▶ _Written task_
Exactly repeat all the records below, omitting the images they hold.

▶ _Provided entries_
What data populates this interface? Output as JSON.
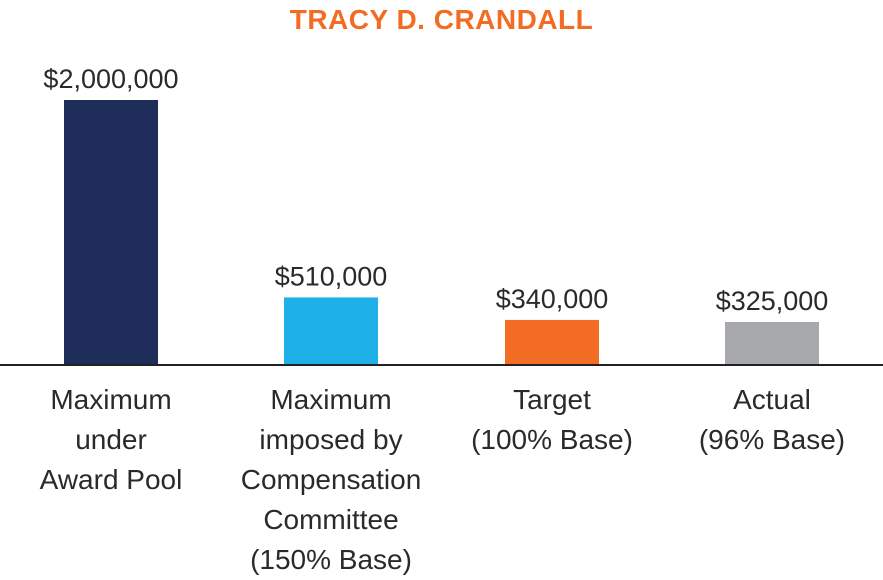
{
  "chart_data": {
    "type": "bar",
    "title": "TRACY D. CRANDALL",
    "categories": [
      [
        "Maximum",
        "under",
        "Award Pool"
      ],
      [
        "Maximum",
        "imposed by",
        "Compensation",
        "Committee",
        "(150% Base)"
      ],
      [
        "Target",
        "(100% Base)"
      ],
      [
        "Actual",
        "(96% Base)"
      ]
    ],
    "values": [
      2000000,
      510000,
      340000,
      325000
    ],
    "data_labels": [
      "$2,000,000",
      "$510,000",
      "$340,000",
      "$325,000"
    ],
    "colors": [
      "#1f2d5a",
      "#1eb1e7",
      "#f26c23",
      "#a7a9ac"
    ],
    "title_color": "#f26c23",
    "ylim": [
      0,
      2000000
    ],
    "grid": false,
    "legend": "none"
  }
}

▶ _Written response_
What data populates this interface? Output as JSON.
{
  "chart_data": {
    "type": "bar",
    "title": "TRACY D. CRANDALL",
    "categories": [
      [
        "Maximum",
        "under",
        "Award Pool"
      ],
      [
        "Maximum",
        "imposed by",
        "Compensation",
        "Committee",
        "(150% Base)"
      ],
      [
        "Target",
        "(100% Base)"
      ],
      [
        "Actual",
        "(96% Base)"
      ]
    ],
    "values": [
      2000000,
      510000,
      340000,
      325000
    ],
    "data_labels": [
      "$2,000,000",
      "$510,000",
      "$340,000",
      "$325,000"
    ],
    "colors": [
      "#1f2d5a",
      "#1eb1e7",
      "#f26c23",
      "#a7a9ac"
    ],
    "title_color": "#f26c23",
    "ylim": [
      0,
      2000000
    ],
    "grid": false,
    "legend": "none"
  }
}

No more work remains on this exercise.